*YOUR TASK*: Look through the entries for the string "dock", and copy each line that holds it.
--------------------------------------------------
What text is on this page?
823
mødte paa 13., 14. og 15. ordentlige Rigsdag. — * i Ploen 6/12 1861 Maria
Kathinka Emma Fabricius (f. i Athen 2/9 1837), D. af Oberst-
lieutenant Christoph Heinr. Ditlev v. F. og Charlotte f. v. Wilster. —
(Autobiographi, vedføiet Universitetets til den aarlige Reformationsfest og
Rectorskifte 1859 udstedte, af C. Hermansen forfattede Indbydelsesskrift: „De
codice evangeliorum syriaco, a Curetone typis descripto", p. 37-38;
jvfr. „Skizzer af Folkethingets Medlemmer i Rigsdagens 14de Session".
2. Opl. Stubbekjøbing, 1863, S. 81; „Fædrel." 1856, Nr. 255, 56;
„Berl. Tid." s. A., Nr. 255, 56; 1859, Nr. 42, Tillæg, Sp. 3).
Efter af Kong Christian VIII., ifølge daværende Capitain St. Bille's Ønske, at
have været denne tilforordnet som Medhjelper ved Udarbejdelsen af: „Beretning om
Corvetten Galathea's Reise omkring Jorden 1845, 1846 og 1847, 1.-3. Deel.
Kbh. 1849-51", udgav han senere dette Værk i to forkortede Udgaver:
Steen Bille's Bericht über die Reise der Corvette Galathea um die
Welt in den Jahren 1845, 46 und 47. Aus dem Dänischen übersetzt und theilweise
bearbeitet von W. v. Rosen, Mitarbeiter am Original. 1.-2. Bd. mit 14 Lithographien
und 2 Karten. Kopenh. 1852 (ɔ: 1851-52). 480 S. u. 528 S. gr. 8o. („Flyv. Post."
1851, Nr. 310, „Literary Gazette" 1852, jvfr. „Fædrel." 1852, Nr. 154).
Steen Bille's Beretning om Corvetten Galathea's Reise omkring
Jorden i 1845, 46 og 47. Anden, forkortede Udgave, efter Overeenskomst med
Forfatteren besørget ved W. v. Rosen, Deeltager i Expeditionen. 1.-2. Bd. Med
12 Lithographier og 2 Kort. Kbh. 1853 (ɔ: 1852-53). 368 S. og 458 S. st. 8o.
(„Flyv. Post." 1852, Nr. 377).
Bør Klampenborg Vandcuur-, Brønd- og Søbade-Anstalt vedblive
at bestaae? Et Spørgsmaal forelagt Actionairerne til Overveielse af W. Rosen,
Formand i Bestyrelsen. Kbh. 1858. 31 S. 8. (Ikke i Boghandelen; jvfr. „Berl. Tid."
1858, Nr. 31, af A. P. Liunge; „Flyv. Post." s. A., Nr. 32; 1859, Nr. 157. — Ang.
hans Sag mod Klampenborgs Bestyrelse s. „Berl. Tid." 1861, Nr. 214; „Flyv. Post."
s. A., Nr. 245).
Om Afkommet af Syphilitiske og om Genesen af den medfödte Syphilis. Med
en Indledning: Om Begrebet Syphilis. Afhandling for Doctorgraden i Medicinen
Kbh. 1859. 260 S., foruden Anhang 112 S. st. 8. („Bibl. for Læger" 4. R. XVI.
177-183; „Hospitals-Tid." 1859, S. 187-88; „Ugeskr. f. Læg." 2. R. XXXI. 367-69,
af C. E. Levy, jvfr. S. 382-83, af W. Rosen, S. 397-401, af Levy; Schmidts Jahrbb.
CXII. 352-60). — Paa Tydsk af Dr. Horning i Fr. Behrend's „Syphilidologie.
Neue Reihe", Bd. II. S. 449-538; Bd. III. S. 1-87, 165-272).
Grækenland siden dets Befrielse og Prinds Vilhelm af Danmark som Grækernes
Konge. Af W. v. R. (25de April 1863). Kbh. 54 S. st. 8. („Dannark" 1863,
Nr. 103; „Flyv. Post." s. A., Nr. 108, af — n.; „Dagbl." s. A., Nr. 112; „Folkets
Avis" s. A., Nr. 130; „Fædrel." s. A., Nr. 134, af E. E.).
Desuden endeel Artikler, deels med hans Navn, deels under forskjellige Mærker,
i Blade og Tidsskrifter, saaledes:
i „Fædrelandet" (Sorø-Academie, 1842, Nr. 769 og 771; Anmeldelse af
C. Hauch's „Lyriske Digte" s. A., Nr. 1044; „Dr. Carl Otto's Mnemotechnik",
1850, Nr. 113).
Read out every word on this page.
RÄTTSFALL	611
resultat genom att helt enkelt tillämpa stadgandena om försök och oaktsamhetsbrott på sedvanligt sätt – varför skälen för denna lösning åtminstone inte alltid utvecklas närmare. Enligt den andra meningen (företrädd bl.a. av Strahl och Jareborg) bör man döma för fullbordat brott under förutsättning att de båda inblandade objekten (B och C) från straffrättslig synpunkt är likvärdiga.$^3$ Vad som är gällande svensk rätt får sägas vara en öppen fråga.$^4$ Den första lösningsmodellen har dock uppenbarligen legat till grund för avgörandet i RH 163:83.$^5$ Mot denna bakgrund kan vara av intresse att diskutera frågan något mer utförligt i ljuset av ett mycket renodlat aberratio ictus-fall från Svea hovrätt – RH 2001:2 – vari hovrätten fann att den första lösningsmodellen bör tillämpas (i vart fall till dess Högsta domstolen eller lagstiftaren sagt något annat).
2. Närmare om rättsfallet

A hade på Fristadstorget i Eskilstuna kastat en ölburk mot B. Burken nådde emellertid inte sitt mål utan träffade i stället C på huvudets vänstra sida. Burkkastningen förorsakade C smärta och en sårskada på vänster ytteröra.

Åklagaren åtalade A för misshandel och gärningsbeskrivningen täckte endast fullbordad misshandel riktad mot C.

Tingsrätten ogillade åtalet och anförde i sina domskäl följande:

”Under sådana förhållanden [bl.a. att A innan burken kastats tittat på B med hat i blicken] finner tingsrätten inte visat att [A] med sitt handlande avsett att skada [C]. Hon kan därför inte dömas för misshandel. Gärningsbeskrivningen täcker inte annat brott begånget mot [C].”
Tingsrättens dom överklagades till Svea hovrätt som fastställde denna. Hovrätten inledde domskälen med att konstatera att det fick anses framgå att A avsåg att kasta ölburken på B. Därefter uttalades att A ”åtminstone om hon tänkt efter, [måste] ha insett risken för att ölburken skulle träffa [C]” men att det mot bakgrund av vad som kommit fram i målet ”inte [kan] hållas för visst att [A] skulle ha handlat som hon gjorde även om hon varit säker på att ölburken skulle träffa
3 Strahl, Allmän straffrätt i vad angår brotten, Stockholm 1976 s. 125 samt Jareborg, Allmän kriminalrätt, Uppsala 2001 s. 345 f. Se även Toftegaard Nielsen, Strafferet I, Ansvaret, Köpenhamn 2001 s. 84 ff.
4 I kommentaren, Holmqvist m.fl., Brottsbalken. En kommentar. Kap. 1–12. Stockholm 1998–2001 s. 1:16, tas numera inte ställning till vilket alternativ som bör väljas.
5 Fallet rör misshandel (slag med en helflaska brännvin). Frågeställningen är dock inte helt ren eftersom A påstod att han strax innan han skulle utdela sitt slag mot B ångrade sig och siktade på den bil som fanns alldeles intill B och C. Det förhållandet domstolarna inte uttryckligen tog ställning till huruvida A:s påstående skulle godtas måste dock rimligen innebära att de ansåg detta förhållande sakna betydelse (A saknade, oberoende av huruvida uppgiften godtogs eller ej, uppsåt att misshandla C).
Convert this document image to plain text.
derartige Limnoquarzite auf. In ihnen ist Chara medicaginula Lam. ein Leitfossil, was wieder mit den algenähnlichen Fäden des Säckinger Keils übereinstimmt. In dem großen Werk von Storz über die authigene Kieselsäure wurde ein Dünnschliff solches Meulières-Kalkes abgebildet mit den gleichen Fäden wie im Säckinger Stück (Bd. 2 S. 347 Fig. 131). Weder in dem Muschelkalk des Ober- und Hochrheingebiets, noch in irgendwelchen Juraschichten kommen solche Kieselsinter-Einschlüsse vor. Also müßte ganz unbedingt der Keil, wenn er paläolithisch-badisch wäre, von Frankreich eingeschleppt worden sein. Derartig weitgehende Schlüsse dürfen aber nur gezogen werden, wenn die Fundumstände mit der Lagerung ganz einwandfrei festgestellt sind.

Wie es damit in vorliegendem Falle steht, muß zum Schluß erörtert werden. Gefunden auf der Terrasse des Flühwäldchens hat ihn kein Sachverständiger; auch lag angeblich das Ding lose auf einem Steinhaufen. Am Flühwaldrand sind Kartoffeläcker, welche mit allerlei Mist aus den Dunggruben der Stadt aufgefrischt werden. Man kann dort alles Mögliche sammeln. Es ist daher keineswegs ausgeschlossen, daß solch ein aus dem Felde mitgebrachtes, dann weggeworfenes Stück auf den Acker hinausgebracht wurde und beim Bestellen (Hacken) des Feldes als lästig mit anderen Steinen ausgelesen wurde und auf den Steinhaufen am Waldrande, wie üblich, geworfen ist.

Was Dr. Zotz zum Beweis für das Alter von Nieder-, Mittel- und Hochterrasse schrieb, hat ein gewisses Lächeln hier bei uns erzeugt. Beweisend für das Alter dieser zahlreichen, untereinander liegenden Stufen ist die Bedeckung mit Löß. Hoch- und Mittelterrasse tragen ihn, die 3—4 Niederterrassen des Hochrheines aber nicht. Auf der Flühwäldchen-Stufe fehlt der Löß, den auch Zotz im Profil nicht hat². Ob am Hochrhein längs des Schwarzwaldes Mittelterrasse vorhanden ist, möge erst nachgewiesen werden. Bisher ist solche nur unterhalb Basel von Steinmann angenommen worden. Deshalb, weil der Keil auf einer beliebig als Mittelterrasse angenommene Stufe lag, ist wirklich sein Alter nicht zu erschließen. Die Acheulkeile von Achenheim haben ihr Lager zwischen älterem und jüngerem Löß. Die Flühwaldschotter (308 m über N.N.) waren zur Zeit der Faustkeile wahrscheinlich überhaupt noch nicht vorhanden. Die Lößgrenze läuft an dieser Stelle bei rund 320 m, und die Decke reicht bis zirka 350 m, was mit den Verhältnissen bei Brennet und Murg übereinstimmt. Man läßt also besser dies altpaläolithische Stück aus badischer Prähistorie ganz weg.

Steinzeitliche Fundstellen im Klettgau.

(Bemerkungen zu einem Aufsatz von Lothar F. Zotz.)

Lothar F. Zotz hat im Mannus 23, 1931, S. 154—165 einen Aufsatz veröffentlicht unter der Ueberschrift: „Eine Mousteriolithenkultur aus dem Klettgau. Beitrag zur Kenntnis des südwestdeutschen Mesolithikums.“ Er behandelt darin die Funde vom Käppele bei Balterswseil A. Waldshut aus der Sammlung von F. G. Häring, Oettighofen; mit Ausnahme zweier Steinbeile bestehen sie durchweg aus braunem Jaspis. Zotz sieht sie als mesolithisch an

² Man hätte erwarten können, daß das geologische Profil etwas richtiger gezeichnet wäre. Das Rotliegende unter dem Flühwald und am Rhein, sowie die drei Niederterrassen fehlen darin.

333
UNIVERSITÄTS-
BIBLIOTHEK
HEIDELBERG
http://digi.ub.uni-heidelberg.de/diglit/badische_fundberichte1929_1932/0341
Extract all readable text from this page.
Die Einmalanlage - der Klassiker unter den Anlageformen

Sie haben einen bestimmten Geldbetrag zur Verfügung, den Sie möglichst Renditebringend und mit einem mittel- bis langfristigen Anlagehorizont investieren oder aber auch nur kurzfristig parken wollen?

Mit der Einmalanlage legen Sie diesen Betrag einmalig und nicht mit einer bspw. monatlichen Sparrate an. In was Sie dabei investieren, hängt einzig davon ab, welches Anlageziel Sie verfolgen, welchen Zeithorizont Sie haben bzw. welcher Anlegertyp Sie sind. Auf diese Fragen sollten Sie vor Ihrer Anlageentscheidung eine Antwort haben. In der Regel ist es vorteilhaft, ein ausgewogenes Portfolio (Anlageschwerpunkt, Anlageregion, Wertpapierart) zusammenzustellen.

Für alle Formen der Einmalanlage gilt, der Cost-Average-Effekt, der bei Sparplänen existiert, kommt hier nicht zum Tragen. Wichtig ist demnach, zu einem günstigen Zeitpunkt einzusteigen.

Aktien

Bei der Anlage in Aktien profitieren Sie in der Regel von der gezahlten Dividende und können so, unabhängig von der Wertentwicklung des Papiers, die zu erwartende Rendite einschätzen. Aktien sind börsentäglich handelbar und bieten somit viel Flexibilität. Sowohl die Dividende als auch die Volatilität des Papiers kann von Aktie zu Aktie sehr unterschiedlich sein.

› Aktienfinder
--------------------------------------------------
*YOUR SOLUTION*:
resultat genom att helt enkelt tillämpa stadgandena om försök och oaktsamhetsbrott på sedvanligt sätt – varför skälen för denna lösning åtminstone inte alltid utvecklas närmare. Enligt den andra meningen (företrädd bl.a. av Strahl och Jareborg) bör man döma för fullbordat brott under förutsättning att de båda inblandade objekten (B och C) från straffrättslig synpunkt är likvärdiga.$^3$ Vad som är gällande svensk rätt får sägas vara en öppen fråga.$^4$ Den första lösningsmodellen har dock uppenbarligen legat till grund för avgörandet i RH 163:83.$^5$ Mot denna bakgrund kan vara av intresse att diskutera frågan något mer utförligt i ljuset av ett mycket renodlat aberratio ictus-fall från Svea hovrätt – RH 2001:2 – vari hovrätten fann att den första lösningsmodellen bör tillämpas (i vart fall till dess Högsta domstolen eller lagstiftaren sagt något annat).
5 Fallet rör misshandel (slag med en helflaska brännvin). Frågeställningen är dock inte helt ren eftersom A påstod att han strax innan han skulle utdela sitt slag mot B ångrade sig och siktade på den bil som fanns alldeles intill B och C. Det förhållandet domstolarna inte uttryckligen tog ställning till huruvida A:s påstående skulle godtas måste dock rimligen innebära att de ansåg detta förhållande sakna betydelse (A saknade, oberoende av huruvida uppgiften godtogs eller ej, uppsåt att misshandla C).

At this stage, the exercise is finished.